### Exercise requirements:
How many lines of the records hold the string "structured"? Reply with the number alone.

### Records from a data source:

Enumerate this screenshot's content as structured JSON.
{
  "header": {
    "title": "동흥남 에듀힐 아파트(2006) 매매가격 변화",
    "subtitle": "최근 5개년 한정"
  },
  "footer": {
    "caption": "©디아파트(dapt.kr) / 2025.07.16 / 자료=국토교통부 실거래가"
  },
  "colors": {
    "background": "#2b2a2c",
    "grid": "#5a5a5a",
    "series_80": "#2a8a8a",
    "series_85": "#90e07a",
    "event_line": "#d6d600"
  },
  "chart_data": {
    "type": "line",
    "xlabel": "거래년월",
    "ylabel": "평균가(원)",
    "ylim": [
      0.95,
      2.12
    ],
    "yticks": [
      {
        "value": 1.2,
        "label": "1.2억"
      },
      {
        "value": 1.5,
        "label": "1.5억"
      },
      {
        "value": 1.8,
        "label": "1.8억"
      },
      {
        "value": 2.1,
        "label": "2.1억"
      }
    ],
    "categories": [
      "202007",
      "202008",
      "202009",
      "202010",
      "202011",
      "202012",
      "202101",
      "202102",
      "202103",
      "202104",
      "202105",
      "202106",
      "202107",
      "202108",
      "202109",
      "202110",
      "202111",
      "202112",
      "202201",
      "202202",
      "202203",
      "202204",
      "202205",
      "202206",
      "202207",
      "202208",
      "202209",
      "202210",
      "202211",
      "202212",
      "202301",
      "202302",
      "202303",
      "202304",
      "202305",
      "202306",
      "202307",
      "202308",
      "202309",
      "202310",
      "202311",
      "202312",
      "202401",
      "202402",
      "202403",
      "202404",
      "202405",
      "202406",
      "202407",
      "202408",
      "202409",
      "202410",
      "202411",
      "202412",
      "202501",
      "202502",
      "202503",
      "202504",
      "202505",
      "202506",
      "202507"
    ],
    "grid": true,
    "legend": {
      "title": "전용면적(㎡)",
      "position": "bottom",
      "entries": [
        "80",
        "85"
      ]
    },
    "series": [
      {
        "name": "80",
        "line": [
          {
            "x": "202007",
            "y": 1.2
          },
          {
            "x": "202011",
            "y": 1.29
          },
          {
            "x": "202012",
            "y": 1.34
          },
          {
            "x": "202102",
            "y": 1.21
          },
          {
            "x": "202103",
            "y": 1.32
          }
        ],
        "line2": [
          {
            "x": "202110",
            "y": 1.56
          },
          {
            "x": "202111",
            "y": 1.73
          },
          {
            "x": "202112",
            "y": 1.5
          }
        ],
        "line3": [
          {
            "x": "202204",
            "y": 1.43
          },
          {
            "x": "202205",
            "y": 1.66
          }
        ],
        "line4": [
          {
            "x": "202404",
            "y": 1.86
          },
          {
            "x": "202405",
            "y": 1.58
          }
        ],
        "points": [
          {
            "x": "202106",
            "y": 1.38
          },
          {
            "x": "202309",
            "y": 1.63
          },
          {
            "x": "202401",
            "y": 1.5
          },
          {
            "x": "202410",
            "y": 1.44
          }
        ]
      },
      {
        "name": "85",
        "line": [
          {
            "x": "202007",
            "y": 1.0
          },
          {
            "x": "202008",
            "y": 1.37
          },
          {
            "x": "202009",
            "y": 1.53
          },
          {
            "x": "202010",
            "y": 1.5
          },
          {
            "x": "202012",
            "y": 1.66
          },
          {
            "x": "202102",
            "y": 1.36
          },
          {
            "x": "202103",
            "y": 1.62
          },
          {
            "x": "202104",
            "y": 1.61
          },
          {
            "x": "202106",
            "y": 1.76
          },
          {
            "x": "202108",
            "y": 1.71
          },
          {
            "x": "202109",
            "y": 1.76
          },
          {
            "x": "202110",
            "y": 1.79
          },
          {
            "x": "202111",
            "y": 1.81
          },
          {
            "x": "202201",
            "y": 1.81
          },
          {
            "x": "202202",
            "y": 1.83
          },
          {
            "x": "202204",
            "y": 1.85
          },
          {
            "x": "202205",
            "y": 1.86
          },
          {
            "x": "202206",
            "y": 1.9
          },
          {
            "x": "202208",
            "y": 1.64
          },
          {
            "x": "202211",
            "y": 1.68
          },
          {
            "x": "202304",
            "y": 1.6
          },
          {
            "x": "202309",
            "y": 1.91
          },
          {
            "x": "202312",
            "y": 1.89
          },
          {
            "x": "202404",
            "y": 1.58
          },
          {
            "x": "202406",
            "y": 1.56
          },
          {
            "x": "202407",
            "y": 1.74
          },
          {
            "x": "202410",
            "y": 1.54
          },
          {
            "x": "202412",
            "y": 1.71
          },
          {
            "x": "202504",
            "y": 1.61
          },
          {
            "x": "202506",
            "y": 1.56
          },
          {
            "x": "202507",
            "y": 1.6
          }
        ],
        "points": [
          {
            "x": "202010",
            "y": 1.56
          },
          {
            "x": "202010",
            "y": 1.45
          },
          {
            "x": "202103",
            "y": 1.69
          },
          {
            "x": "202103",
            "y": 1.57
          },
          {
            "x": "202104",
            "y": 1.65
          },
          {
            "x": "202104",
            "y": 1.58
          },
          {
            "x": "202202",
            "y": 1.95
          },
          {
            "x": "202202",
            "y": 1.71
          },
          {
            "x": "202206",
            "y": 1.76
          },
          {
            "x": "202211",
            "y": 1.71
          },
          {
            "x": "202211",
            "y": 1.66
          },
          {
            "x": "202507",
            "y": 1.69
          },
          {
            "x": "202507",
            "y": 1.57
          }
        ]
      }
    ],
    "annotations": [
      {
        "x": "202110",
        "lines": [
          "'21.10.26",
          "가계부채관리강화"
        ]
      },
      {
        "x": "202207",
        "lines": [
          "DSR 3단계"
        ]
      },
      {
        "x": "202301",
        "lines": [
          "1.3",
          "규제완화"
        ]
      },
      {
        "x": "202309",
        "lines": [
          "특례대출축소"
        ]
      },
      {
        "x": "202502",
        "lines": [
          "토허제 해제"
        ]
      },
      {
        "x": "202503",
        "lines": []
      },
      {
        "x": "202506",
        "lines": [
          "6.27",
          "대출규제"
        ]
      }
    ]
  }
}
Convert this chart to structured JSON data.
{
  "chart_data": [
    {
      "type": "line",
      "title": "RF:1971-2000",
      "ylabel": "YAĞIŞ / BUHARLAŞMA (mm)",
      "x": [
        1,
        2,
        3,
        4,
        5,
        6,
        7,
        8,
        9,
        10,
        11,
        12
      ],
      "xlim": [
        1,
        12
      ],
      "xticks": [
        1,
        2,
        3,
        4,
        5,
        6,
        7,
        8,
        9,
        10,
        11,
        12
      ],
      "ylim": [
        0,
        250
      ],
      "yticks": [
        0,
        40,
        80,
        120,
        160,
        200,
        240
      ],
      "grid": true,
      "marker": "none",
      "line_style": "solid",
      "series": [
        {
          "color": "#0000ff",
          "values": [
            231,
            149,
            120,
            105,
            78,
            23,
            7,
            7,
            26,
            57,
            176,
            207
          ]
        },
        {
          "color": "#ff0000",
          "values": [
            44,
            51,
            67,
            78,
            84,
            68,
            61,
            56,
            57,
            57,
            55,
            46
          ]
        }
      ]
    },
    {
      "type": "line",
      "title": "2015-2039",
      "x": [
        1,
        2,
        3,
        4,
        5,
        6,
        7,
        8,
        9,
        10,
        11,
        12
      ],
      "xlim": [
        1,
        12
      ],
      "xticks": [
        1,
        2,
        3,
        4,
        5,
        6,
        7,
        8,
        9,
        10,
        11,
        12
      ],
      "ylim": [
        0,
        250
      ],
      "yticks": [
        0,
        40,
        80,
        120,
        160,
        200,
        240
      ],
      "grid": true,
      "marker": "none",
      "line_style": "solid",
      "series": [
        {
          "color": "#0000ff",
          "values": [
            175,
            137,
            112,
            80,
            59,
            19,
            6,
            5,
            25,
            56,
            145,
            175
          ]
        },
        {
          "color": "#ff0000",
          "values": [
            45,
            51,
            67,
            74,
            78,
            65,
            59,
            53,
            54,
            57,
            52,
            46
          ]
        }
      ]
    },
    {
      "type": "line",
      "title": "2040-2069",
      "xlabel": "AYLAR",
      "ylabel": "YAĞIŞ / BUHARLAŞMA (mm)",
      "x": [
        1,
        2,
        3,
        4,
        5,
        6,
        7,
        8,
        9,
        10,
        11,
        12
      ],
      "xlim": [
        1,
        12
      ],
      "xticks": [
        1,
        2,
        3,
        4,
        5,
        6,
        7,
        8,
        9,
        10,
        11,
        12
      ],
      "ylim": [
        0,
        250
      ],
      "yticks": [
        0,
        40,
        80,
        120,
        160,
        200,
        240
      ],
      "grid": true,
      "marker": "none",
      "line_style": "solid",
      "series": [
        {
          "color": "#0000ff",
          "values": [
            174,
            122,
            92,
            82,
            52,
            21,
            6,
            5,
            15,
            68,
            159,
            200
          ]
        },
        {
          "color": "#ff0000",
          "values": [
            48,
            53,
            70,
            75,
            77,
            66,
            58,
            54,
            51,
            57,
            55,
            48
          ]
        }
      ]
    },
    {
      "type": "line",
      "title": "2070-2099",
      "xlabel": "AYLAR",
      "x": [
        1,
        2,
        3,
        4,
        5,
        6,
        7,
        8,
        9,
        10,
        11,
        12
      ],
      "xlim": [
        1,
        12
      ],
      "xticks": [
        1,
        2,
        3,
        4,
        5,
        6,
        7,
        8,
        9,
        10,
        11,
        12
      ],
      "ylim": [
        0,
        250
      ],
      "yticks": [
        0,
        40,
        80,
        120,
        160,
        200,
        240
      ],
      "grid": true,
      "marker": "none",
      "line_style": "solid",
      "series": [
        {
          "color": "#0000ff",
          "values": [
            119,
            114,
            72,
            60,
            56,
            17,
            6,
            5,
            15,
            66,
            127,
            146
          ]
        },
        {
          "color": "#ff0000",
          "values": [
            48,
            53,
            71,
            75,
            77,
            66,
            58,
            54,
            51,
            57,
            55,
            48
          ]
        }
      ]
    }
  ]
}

### Expected answer:
2